(Goal of the exercise) Only the lines holding the string "officer" are needed. Copy each one.

Dataset excerpt:
* begin *

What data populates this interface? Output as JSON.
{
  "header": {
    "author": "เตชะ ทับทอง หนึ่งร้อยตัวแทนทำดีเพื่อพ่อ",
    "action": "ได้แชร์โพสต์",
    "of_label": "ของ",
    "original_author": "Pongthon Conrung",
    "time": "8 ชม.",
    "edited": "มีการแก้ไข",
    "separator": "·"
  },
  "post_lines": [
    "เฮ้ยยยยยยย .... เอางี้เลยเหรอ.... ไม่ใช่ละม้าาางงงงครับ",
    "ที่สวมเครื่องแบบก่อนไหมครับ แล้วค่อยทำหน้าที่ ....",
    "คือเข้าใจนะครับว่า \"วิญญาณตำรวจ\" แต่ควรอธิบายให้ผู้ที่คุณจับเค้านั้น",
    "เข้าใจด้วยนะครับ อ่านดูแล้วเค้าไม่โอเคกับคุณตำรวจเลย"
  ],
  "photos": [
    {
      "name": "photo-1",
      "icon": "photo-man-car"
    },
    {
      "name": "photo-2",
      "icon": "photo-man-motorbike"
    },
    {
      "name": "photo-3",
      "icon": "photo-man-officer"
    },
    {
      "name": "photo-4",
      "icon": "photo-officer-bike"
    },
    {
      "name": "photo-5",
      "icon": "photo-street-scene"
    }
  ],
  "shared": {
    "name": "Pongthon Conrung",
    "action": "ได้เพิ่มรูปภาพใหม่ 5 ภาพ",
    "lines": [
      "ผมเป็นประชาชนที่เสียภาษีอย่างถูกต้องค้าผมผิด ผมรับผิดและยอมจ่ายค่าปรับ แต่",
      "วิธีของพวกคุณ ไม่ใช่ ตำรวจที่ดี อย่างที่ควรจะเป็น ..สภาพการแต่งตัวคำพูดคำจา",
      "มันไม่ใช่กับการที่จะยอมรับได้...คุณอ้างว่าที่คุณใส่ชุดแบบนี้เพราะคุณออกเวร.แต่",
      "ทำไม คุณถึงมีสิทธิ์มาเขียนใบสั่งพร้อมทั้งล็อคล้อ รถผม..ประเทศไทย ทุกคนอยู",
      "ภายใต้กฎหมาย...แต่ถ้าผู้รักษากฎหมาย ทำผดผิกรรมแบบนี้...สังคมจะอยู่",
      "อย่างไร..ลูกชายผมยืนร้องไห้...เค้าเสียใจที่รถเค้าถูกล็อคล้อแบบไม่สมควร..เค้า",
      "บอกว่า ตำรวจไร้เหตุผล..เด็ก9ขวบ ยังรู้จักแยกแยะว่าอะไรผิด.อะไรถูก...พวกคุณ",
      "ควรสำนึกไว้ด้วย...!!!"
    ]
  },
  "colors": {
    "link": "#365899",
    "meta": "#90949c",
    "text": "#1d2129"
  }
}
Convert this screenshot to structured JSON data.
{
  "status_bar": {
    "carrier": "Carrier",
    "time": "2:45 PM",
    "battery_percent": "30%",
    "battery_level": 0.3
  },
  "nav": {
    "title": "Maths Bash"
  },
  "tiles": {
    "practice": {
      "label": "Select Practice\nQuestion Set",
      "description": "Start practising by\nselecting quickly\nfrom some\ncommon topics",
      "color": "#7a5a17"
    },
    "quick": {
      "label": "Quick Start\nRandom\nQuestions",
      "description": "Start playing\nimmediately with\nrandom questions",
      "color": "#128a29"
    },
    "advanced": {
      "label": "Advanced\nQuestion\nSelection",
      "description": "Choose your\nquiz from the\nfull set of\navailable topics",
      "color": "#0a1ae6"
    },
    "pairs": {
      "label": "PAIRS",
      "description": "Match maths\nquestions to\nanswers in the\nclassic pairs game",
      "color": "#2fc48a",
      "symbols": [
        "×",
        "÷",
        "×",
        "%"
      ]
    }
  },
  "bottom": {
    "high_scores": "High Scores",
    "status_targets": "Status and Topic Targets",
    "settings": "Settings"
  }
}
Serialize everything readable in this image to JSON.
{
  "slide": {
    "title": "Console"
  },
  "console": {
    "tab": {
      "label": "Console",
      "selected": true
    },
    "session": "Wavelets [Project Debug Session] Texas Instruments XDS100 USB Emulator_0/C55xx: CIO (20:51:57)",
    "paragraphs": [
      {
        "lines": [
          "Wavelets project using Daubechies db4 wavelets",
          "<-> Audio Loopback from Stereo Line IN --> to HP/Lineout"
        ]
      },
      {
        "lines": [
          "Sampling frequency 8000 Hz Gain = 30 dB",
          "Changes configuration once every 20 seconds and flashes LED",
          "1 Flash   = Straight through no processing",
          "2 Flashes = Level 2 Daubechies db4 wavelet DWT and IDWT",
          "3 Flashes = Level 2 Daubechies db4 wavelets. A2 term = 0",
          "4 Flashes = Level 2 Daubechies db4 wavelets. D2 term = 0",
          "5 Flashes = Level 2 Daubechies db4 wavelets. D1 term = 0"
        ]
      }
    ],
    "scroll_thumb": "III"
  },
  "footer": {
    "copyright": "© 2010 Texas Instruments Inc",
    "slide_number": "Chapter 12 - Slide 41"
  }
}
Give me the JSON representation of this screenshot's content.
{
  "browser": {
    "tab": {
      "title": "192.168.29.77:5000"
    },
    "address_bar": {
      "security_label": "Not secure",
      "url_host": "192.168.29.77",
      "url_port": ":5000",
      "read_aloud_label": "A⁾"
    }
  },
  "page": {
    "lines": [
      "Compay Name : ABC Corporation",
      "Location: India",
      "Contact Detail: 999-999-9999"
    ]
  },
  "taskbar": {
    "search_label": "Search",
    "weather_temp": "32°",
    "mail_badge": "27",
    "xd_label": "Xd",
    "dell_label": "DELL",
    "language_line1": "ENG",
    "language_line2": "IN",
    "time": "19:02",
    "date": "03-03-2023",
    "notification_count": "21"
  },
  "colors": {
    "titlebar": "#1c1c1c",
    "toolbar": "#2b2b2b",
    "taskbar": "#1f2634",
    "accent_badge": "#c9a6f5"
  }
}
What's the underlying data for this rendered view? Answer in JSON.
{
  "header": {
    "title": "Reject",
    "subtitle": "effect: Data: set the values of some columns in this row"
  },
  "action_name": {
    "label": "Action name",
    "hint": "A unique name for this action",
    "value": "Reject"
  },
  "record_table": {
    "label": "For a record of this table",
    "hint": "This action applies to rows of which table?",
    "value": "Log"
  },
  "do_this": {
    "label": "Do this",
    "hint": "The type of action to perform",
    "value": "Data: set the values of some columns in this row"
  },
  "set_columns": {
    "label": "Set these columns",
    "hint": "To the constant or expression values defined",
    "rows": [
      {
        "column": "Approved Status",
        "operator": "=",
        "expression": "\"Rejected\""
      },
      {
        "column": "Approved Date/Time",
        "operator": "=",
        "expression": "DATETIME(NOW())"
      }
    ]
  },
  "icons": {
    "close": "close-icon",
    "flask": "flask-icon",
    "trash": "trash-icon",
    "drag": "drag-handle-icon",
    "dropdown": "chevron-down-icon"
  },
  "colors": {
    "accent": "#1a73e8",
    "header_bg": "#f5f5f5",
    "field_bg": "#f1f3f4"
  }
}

* end *

(The answer)
      "icon": "photo-man-officer"
      "icon": "photo-officer-bike"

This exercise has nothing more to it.